**AVAILABLE DATA**
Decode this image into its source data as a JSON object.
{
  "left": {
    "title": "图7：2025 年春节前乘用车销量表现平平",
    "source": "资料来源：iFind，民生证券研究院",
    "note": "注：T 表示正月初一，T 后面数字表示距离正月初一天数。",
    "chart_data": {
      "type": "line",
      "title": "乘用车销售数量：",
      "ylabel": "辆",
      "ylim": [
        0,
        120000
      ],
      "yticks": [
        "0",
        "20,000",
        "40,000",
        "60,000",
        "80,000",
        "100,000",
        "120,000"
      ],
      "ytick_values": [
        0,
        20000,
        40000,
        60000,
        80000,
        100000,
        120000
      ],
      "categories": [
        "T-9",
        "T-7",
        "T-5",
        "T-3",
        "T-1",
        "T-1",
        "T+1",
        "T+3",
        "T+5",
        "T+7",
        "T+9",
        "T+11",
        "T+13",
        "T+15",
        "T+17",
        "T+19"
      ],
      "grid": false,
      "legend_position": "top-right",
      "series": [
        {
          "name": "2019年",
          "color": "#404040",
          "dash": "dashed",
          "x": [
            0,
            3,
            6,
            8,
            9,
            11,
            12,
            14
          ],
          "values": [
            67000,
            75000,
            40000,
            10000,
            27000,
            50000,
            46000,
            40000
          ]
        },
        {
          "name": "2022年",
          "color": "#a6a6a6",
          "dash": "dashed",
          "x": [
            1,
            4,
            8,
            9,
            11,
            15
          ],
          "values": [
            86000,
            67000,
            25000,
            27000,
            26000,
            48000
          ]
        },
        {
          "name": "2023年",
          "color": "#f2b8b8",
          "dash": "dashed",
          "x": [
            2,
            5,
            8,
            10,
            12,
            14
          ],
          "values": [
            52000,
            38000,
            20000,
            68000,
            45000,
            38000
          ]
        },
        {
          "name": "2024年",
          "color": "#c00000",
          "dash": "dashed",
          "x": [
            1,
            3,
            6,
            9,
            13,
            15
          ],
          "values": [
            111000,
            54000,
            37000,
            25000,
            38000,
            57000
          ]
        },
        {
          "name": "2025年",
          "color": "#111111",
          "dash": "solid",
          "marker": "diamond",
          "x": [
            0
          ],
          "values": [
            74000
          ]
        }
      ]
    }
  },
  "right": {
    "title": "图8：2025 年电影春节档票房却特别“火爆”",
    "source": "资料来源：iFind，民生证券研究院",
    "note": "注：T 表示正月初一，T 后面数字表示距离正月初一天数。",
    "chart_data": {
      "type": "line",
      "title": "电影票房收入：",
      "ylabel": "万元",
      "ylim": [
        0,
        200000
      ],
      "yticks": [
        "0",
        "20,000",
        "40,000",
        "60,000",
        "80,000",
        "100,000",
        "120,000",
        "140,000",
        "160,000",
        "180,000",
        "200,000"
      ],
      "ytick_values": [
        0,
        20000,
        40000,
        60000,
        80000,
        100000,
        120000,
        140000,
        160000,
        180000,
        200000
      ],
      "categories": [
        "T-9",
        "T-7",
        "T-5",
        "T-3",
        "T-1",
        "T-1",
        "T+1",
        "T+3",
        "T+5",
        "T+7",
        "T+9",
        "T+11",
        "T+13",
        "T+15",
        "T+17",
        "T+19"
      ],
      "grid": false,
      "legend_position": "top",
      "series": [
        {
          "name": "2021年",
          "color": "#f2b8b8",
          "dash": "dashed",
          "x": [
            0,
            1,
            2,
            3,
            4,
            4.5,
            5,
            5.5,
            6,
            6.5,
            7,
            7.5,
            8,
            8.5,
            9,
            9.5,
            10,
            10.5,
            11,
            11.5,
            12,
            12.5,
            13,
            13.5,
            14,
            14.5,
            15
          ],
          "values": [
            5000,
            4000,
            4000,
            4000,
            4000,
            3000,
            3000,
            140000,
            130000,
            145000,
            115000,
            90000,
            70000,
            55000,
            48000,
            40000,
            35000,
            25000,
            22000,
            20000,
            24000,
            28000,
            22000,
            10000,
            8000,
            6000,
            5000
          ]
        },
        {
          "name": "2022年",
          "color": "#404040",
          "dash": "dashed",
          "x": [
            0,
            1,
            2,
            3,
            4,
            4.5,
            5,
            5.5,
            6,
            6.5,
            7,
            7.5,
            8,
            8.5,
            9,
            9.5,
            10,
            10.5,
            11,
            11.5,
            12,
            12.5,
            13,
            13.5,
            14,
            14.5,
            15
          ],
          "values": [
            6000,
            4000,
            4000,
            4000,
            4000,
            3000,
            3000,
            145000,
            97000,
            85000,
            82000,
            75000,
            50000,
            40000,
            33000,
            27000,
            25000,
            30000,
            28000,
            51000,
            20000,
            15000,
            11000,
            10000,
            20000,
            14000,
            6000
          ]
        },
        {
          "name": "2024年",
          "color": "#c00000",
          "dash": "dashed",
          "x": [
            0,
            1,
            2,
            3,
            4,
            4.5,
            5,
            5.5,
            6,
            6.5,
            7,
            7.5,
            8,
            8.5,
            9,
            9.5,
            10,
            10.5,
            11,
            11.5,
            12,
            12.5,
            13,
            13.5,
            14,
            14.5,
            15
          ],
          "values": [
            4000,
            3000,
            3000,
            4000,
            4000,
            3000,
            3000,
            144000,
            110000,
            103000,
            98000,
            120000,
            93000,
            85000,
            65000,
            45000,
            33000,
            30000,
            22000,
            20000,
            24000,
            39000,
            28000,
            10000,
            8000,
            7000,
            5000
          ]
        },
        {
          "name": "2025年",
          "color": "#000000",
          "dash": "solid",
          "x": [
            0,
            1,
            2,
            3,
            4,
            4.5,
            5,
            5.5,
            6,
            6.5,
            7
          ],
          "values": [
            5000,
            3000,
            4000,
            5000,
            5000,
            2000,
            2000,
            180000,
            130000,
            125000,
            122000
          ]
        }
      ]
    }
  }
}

**INSTRUCTION**
Write all of the records out again exactly.

**TASK ANSWER**
Decode this image into its source data as a JSON object.
{
  "left": {
    "title": "图7：2025 年春节前乘用车销量表现平平",
    "source": "资料来源：iFind，民生证券研究院",
    "note": "注：T 表示正月初一，T 后面数字表示距离正月初一天数。",
    "chart_data": {
      "type": "line",
      "title": "乘用车销售数量：",
      "ylabel": "辆",
      "ylim": [
        0,
        120000
      ],
      "yticks": [
        "0",
        "20,000",
        "40,000",
        "60,000",
        "80,000",
        "100,000",
        "120,000"
      ],
      "ytick_values": [
        0,
        20000,
        40000,
        60000,
        80000,
        100000,
        120000
      ],
      "categories": [
        "T-9",
        "T-7",
        "T-5",
        "T-3",
        "T-1",
        "T-1",
        "T+1",
        "T+3",
        "T+5",
        "T+7",
        "T+9",
        "T+11",
        "T+13",
        "T+15",
        "T+17",
        "T+19"
      ],
      "grid": false,
      "legend_position": "top-right",
      "series": [
        {
          "name": "2019年",
          "color": "#404040",
          "dash": "dashed",
          "x": [
            0,
            3,
            6,
            8,
            9,
            11,
            12,
            14
          ],
          "values": [
            67000,
            75000,
            40000,
            10000,
            27000,
            50000,
            46000,
            40000
          ]
        },
        {
          "name": "2022年",
          "color": "#a6a6a6",
          "dash": "dashed",
          "x": [
            1,
            4,
            8,
            9,
            11,
            15
          ],
          "values": [
            86000,
            67000,
            25000,
            27000,
            26000,
            48000
          ]
        },
        {
          "name": "2023年",
          "color": "#f2b8b8",
          "dash": "dashed",
          "x": [
            2,
            5,
            8,
            10,
            12,
            14
          ],
          "values": [
            52000,
            38000,
            20000,
            68000,
            45000,
            38000
          ]
        },
        {
          "name": "2024年",
          "color": "#c00000",
          "dash": "dashed",
          "x": [
            1,
            3,
            6,
            9,
            13,
            15
          ],
          "values": [
            111000,
            54000,
            37000,
            25000,
            38000,
            57000
          ]
        },
        {
          "name": "2025年",
          "color": "#111111",
          "dash": "solid",
          "marker": "diamond",
          "x": [
            0
          ],
          "values": [
            74000
          ]
        }
      ]
    }
  },
  "right": {
    "title": "图8：2025 年电影春节档票房却特别“火爆”",
    "source": "资料来源：iFind，民生证券研究院",
    "note": "注：T 表示正月初一，T 后面数字表示距离正月初一天数。",
    "chart_data": {
      "type": "line",
      "title": "电影票房收入：",
      "ylabel": "万元",
      "ylim": [
        0,
        200000
      ],
      "yticks": [
        "0",
        "20,000",
        "40,000",
        "60,000",
        "80,000",
        "100,000",
        "120,000",
        "140,000",
        "160,000",
        "180,000",
        "200,000"
      ],
      "ytick_values": [
        0,
        20000,
        40000,
        60000,
        80000,
        100000,
        120000,
        140000,
        160000,
        180000,
        200000
      ],
      "categories": [
        "T-9",
        "T-7",
        "T-5",
        "T-3",
        "T-1",
        "T-1",
        "T+1",
        "T+3",
        "T+5",
        "T+7",
        "T+9",
        "T+11",
        "T+13",
        "T+15",
        "T+17",
        "T+19"
      ],
      "grid": false,
      "legend_position": "top",
      "series": [
        {
          "name": "2021年",
          "color": "#f2b8b8",
          "dash": "dashed",
          "x": [
            0,
            1,
            2,
            3,
            4,
            4.5,
            5,
            5.5,
            6,
            6.5,
            7,
            7.5,
            8,
            8.5,
            9,
            9.5,
            10,
            10.5,
            11,
            11.5,
            12,
            12.5,
            13,
            13.5,
            14,
            14.5,
            15
          ],
          "values": [
            5000,
            4000,
            4000,
            4000,
            4000,
            3000,
            3000,
            140000,
            130000,
            145000,
            115000,
            90000,
            70000,
            55000,
            48000,
            40000,
            35000,
            25000,
            22000,
            20000,
            24000,
            28000,
            22000,
            10000,
            8000,
            6000,
            5000
          ]
        },
        {
          "name": "2022年",
          "color": "#404040",
          "dash": "dashed",
          "x": [
            0,
            1,
            2,
            3,
            4,
            4.5,
            5,
            5.5,
            6,
            6.5,
            7,
            7.5,
            8,
            8.5,
            9,
            9.5,
            10,
            10.5,
            11,
            11.5,
            12,
            12.5,
            13,
            13.5,
            14,
            14.5,
            15
          ],
          "values": [
            6000,
            4000,
            4000,
            4000,
            4000,
            3000,
            3000,
            145000,
            97000,
            85000,
            82000,
            75000,
            50000,
            40000,
            33000,
            27000,
            25000,
            30000,
            28000,
            51000,
            20000,
            15000,
            11000,
            10000,
            20000,
            14000,
            6000
          ]
        },
        {
          "name": "2024年",
          "color": "#c00000",
          "dash": "dashed",
          "x": [
            0,
            1,
            2,
            3,
            4,
            4.5,
            5,
            5.5,
            6,
            6.5,
            7,
            7.5,
            8,
            8.5,
            9,
            9.5,
            10,
            10.5,
            11,
            11.5,
            12,
            12.5,
            13,
            13.5,
            14,
            14.5,
            15
          ],
          "values": [
            4000,
            3000,
            3000,
            4000,
            4000,
            3000,
            3000,
            144000,
            110000,
            103000,
            98000,
            120000,
            93000,
            85000,
            65000,
            45000,
            33000,
            30000,
            22000,
            20000,
            24000,
            39000,
            28000,
            10000,
            8000,
            7000,
            5000
          ]
        },
        {
          "name": "2025年",
          "color": "#000000",
          "dash": "solid",
          "x": [
            0,
            1,
            2,
            3,
            4,
            4.5,
            5,
            5.5,
            6,
            6.5,
            7
          ],
          "values": [
            5000,
            3000,
            4000,
            5000,
            5000,
            2000,
            2000,
            180000,
            130000,
            125000,
            122000
          ]
        }
      ]
    }
  }
}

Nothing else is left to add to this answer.